- [Text extract]
BEGIN

Supplementary Material

Data Extract System Preview

Association of American Geographers - poster presentation

Presentations

TerraPop: Data Domains and Location-Based Integration (download .pdf)

 

Press Release

University of Minnesota receives $8M NSF grant for first-of-its-kind integration of global population and environment data
Terra Populus: A Global Population / Environment Data Network (TerraPop) will integrate the world’s largest population database with global-scale data on land use, land cover, climate change and more.

Contacts:
Catherine Fitch, Minnesota Population Center, fitch@umn.edu, (612) 626-3923
Todd Reubold, Institute on the Environment, reub0002@umn.edu, (612) 624-6140
Jeff Falk, University News Service, jfalk@umn.edu, (612) 626-1720

MINNEAPOLIS / ST. PAUL  – New research at the University of Minnesota will create new opportunities for understanding the relationship between population and the environment on a global scale.

END

- [Things to do]
1. Answer from the TerraPop page:
(a) How large is the NSF grant the University of Minnesota receives?
(b) What organization is listed with Todd Reubold?
(c) What association is named with the poster presentation?
2. Please return a passage of the TerraPop page word for word, beginning at "University of Minnesota receives" and stopping after "a global scale.".

Element location data:
BEGIN

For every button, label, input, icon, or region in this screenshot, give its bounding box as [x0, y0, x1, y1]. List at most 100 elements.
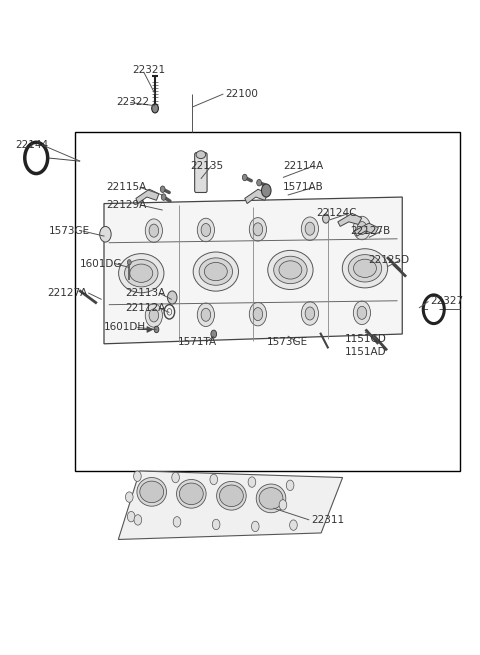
- Text: 1573GE: 1573GE: [267, 337, 308, 347]
- Ellipse shape: [199, 258, 232, 286]
- Text: 22112A: 22112A: [125, 303, 166, 313]
- Polygon shape: [245, 189, 268, 204]
- Circle shape: [286, 480, 294, 491]
- Ellipse shape: [348, 255, 382, 282]
- Circle shape: [353, 301, 371, 325]
- Circle shape: [145, 219, 162, 242]
- Circle shape: [127, 259, 131, 265]
- Text: 22322: 22322: [116, 98, 149, 107]
- Text: 22144: 22144: [15, 140, 48, 150]
- Text: 22124C: 22124C: [316, 208, 357, 218]
- Circle shape: [428, 301, 440, 317]
- Text: 22321: 22321: [132, 65, 166, 75]
- Ellipse shape: [279, 261, 302, 279]
- Polygon shape: [118, 471, 343, 540]
- Text: 22129A: 22129A: [107, 200, 146, 210]
- Text: 22125D: 22125D: [368, 255, 409, 265]
- Circle shape: [172, 472, 180, 483]
- Ellipse shape: [256, 484, 286, 513]
- Text: 22327: 22327: [430, 297, 463, 307]
- Circle shape: [197, 218, 215, 242]
- Ellipse shape: [259, 487, 283, 509]
- Circle shape: [301, 302, 319, 326]
- FancyArrowPatch shape: [165, 191, 169, 193]
- Ellipse shape: [137, 477, 167, 506]
- Circle shape: [253, 308, 263, 321]
- Circle shape: [173, 517, 181, 527]
- FancyArrowPatch shape: [262, 183, 266, 185]
- Ellipse shape: [219, 485, 243, 506]
- FancyBboxPatch shape: [195, 153, 207, 193]
- Ellipse shape: [216, 481, 246, 510]
- Text: 1571AB: 1571AB: [283, 182, 324, 193]
- Circle shape: [252, 521, 259, 532]
- Ellipse shape: [204, 263, 228, 281]
- Ellipse shape: [180, 483, 203, 504]
- Circle shape: [249, 217, 266, 241]
- Text: 1601DH: 1601DH: [104, 322, 146, 333]
- Circle shape: [149, 309, 158, 322]
- Circle shape: [323, 214, 329, 223]
- Circle shape: [249, 303, 266, 326]
- FancyArrowPatch shape: [247, 179, 251, 181]
- Circle shape: [242, 174, 247, 181]
- Circle shape: [357, 307, 367, 320]
- FancyArrowPatch shape: [166, 198, 170, 201]
- Circle shape: [134, 515, 142, 525]
- Ellipse shape: [196, 151, 205, 159]
- Text: 1573GE: 1573GE: [49, 226, 90, 236]
- Circle shape: [212, 519, 220, 530]
- Circle shape: [262, 184, 271, 197]
- Ellipse shape: [342, 249, 388, 288]
- Circle shape: [154, 326, 159, 333]
- Polygon shape: [136, 189, 159, 204]
- Ellipse shape: [130, 264, 153, 282]
- Bar: [75, 132, 459, 471]
- Text: 22127B: 22127B: [350, 226, 390, 236]
- Circle shape: [257, 179, 262, 186]
- Text: 1601DG: 1601DG: [80, 259, 122, 269]
- Circle shape: [289, 520, 297, 531]
- Circle shape: [211, 330, 216, 338]
- Circle shape: [305, 307, 315, 320]
- Polygon shape: [338, 214, 362, 227]
- Circle shape: [353, 216, 371, 240]
- Circle shape: [305, 222, 315, 235]
- Circle shape: [30, 149, 42, 166]
- Text: 22311: 22311: [312, 515, 345, 525]
- Ellipse shape: [353, 259, 376, 278]
- Ellipse shape: [125, 259, 158, 287]
- Circle shape: [248, 477, 256, 487]
- Polygon shape: [104, 197, 402, 344]
- Circle shape: [145, 304, 162, 328]
- Ellipse shape: [119, 253, 164, 293]
- Text: 22135: 22135: [190, 160, 223, 171]
- Circle shape: [168, 291, 177, 304]
- Ellipse shape: [140, 481, 164, 502]
- Circle shape: [152, 103, 158, 113]
- Ellipse shape: [268, 250, 313, 290]
- Circle shape: [160, 186, 165, 193]
- Circle shape: [201, 223, 211, 236]
- Circle shape: [253, 223, 263, 236]
- Ellipse shape: [177, 479, 206, 508]
- Circle shape: [201, 309, 211, 322]
- Text: 1151CD: 1151CD: [345, 333, 387, 344]
- Ellipse shape: [193, 252, 239, 291]
- Text: 22100: 22100: [226, 89, 259, 99]
- Text: 1571TA: 1571TA: [178, 337, 217, 347]
- Circle shape: [161, 194, 166, 200]
- Circle shape: [127, 512, 135, 522]
- Circle shape: [357, 221, 367, 234]
- Circle shape: [301, 217, 319, 240]
- Text: 1151AD: 1151AD: [345, 346, 386, 356]
- Circle shape: [279, 500, 287, 510]
- Text: 22127A: 22127A: [48, 288, 88, 298]
- Circle shape: [125, 492, 133, 502]
- Polygon shape: [355, 223, 378, 236]
- Text: 22115A: 22115A: [107, 182, 146, 193]
- Circle shape: [133, 471, 141, 481]
- Ellipse shape: [274, 256, 307, 284]
- Circle shape: [197, 303, 215, 327]
- Circle shape: [149, 224, 158, 237]
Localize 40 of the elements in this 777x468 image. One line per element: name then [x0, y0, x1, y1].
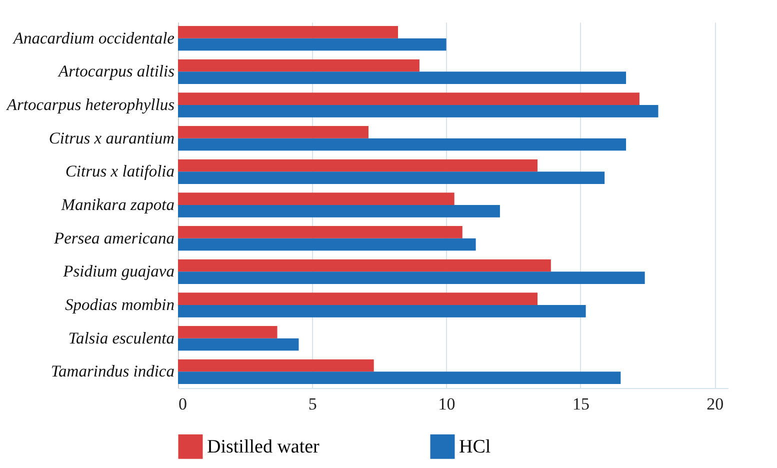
x-tick-label: 20 — [706, 394, 724, 414]
bar — [178, 259, 551, 272]
bar — [178, 126, 368, 138]
bar — [178, 159, 538, 172]
y-tick-label: Artocarpus altilis — [58, 62, 174, 81]
bar — [178, 205, 500, 218]
y-tick-label: Tamarindus indica — [50, 362, 174, 381]
y-tick-label: Citrus x latifolia — [65, 162, 174, 181]
y-tick-label: Anacardium occidentale — [12, 28, 174, 48]
bar — [178, 338, 299, 351]
bar — [178, 326, 278, 338]
x-tick-label: 15 — [572, 394, 590, 414]
legend-label: HCl — [459, 436, 491, 458]
bar — [178, 172, 605, 184]
y-tick-label: Talsia esculenta — [68, 328, 174, 348]
x-tick-label: 5 — [308, 394, 317, 414]
y-tick-label: Artocarpus heterophyllus — [6, 95, 174, 114]
bar — [178, 138, 626, 151]
y-tick-label: Manikara zapota — [60, 195, 174, 214]
legend-label: Distilled water — [207, 436, 320, 458]
bar — [178, 272, 645, 284]
bar — [178, 372, 621, 384]
bar — [178, 72, 626, 84]
y-tick-label: Citrus x aurantium — [48, 128, 175, 148]
bar — [178, 238, 476, 251]
y-tick-label: Psidium guajava — [62, 262, 174, 281]
bar — [178, 292, 538, 305]
y-tick-label: Persea americana — [52, 228, 174, 248]
bar — [178, 359, 374, 372]
bar — [178, 305, 586, 318]
bar — [178, 59, 420, 72]
bar — [178, 105, 658, 118]
bar — [178, 226, 462, 238]
bar — [178, 92, 640, 105]
bar — [178, 38, 446, 51]
x-tick-label: 10 — [438, 394, 456, 414]
bar — [178, 192, 454, 205]
x-tick-label: 0 — [178, 394, 187, 414]
bar — [178, 26, 398, 38]
y-tick-label: Spodias mombin — [64, 295, 174, 314]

END

- [Outputs by task]
1.
(a) $8M
(b) Institute on the Environment
(c) Association of American Geographers

2.
University of Minnesota receives $8M NSF grant for first-of-its-kind integration of global population and environment data
Terra Populus: A Global Population / Environment Data Network (TerraPop) will integrate the world’s largest population database with global-scale data on land use, land cover, climate change and more.

Contacts:
Catherine Fitch, Minnesota Population Center, fitch@umn.edu, (612) 626-3923
Todd Reubold, Institute on the Environment, reub0002@umn.edu, (612) 624-6140
Jeff Falk, University News Service, jfalk@umn.edu, (612) 626-1720

MINNEAPOLIS / ST. PAUL  – New research at the University of Minnesota will create new opportunities for understanding the relationship between population and the environment on a global scale.